TASK STATEMENT.
Copy every line, leaving nothing out and adding nothing.

-- INPUT MATERIAL start --

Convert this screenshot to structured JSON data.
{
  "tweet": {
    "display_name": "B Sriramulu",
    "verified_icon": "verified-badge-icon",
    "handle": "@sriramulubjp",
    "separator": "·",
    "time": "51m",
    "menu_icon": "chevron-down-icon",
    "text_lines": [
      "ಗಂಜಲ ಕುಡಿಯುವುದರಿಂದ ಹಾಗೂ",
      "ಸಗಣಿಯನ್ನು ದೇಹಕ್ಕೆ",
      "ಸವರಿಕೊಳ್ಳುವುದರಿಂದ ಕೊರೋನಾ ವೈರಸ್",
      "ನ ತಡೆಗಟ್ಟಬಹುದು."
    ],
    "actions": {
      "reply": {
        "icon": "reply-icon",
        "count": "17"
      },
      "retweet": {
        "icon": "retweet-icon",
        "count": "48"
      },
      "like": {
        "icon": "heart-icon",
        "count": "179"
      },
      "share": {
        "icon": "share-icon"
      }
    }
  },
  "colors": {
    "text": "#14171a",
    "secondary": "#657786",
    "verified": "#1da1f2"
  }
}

-- INPUT MATERIAL end --

TASK ANSWER.
Convert this screenshot to structured JSON data.
{
  "tweet": {
    "display_name": "B Sriramulu",
    "verified_icon": "verified-badge-icon",
    "handle": "@sriramulubjp",
    "separator": "·",
    "time": "51m",
    "menu_icon": "chevron-down-icon",
    "text_lines": [
      "ಗಂಜಲ ಕುಡಿಯುವುದರಿಂದ ಹಾಗೂ",
      "ಸಗಣಿಯನ್ನು ದೇಹಕ್ಕೆ",
      "ಸವರಿಕೊಳ್ಳುವುದರಿಂದ ಕೊರೋನಾ ವೈರಸ್",
      "ನ ತಡೆಗಟ್ಟಬಹುದು."
    ],
    "actions": {
      "reply": {
        "icon": "reply-icon",
        "count": "17"
      },
      "retweet": {
        "icon": "retweet-icon",
        "count": "48"
      },
      "like": {
        "icon": "heart-icon",
        "count": "179"
      },
      "share": {
        "icon": "share-icon"
      }
    }
  },
  "colors": {
    "text": "#14171a",
    "secondary": "#657786",
    "verified": "#1da1f2"
  }
}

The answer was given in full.